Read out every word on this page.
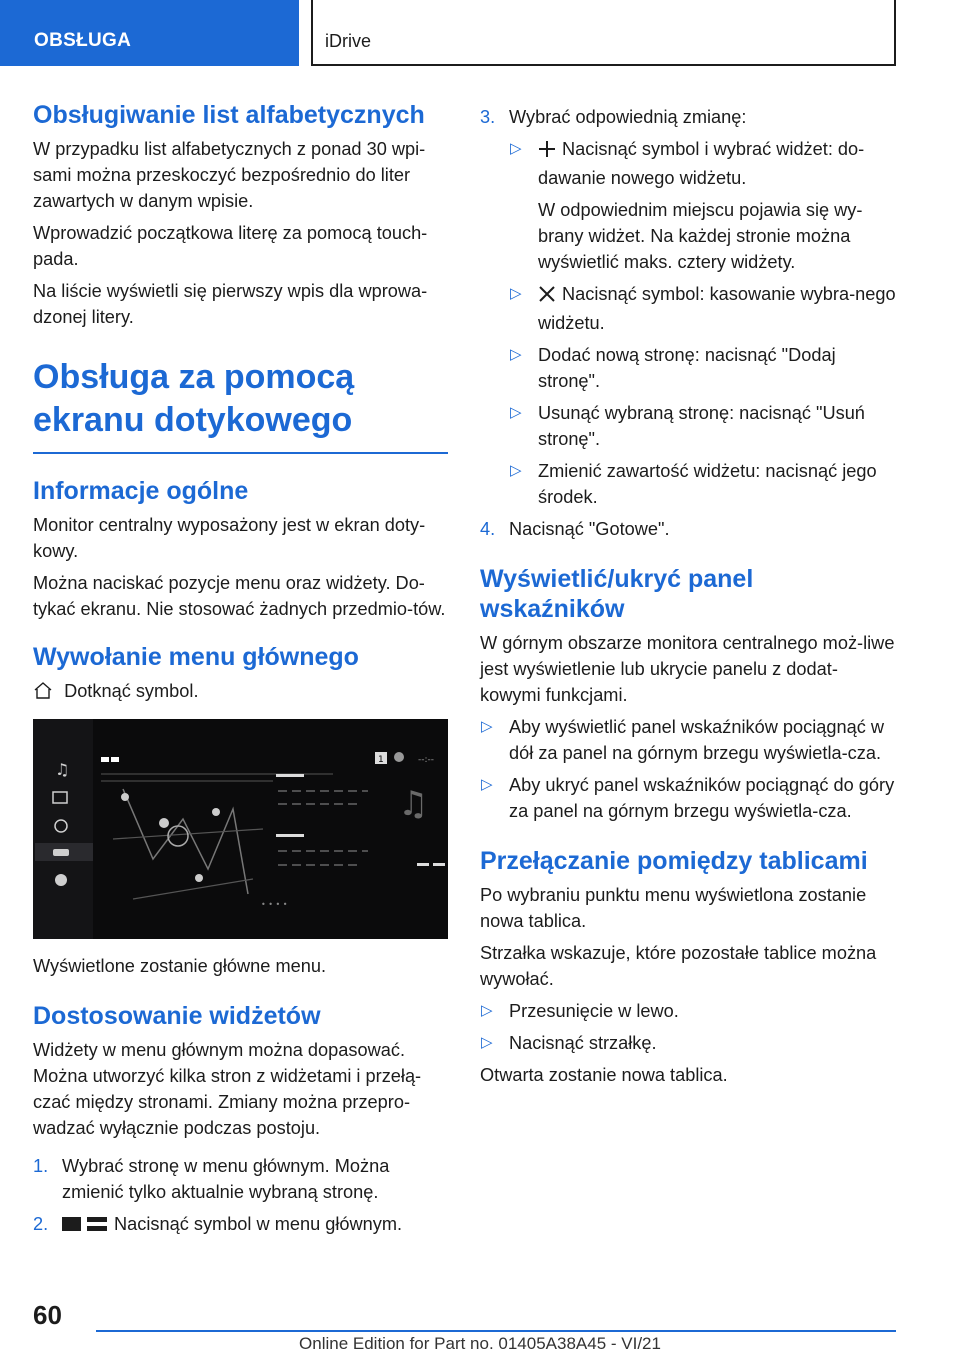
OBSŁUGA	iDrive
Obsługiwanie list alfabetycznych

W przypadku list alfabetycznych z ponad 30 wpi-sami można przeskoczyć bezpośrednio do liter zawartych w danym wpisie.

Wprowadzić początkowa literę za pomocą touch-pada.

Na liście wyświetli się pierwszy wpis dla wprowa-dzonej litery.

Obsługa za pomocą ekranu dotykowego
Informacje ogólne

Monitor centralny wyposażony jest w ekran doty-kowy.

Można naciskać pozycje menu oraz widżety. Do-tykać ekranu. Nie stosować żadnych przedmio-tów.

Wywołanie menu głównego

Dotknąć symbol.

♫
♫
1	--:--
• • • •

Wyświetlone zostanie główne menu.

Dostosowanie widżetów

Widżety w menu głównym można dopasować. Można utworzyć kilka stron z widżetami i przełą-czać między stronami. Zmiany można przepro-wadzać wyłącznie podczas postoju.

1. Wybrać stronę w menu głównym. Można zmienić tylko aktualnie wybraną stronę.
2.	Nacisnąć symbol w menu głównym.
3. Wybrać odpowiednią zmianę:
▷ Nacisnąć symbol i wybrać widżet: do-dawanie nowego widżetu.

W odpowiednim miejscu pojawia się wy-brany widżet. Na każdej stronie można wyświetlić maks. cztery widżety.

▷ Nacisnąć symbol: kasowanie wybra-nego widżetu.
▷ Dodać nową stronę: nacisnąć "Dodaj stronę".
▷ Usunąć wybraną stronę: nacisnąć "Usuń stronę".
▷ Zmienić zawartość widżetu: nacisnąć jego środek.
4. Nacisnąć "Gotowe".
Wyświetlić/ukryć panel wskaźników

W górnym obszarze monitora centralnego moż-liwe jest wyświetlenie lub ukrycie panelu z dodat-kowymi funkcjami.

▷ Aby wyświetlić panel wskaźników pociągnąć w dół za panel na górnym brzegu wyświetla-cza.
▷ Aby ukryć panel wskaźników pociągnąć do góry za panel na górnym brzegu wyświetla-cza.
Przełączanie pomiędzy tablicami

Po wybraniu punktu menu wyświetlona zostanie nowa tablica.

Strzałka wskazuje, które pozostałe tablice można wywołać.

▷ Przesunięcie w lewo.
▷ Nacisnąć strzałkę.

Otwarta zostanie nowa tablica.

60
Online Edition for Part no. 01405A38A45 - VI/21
────────
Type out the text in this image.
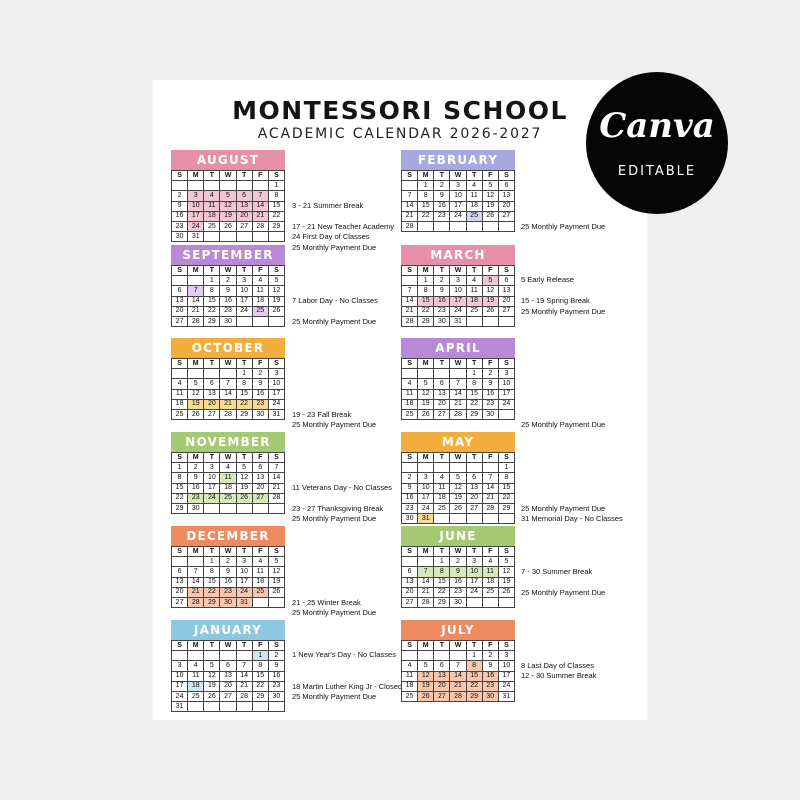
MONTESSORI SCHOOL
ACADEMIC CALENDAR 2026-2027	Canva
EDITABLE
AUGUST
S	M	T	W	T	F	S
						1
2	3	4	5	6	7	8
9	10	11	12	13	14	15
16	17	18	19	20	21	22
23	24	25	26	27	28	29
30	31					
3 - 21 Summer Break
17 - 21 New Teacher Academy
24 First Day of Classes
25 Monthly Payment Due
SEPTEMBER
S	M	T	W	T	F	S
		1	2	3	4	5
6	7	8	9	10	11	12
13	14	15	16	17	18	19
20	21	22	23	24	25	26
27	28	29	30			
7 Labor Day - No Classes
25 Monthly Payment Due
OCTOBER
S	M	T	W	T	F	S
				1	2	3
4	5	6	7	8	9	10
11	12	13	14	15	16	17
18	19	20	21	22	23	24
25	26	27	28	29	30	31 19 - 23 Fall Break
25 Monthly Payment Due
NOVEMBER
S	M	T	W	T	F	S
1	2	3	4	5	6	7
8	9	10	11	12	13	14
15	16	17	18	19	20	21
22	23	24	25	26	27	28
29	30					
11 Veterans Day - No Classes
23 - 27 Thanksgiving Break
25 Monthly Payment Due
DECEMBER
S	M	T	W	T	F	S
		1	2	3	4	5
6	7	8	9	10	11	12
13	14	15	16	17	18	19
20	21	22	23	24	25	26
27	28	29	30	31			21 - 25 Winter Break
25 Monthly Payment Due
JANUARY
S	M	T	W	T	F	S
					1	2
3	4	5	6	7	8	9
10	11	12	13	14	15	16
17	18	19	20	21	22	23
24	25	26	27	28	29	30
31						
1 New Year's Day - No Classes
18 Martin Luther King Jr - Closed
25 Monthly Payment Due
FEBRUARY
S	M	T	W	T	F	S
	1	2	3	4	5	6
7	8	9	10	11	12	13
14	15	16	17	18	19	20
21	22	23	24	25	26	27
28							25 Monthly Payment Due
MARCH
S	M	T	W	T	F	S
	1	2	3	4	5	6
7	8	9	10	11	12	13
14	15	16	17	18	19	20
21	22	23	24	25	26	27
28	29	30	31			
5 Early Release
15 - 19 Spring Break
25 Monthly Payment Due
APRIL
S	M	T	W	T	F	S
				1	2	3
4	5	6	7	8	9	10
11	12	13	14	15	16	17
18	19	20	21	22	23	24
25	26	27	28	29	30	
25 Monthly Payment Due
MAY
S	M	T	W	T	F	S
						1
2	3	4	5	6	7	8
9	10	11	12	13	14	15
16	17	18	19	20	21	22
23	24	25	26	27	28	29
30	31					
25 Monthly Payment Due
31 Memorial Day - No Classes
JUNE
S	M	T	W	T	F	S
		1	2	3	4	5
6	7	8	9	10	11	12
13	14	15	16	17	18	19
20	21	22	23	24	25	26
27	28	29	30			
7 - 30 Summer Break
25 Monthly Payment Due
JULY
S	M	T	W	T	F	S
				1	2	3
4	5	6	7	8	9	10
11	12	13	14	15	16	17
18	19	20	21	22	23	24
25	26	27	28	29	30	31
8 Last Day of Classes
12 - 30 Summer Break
────────
**Required work**. All lines above containing the string "Summer" are to be collected.

**Exercise output**.
3 - 21 Summer Break
7 - 30 Summer Break
12 - 30 Summer Break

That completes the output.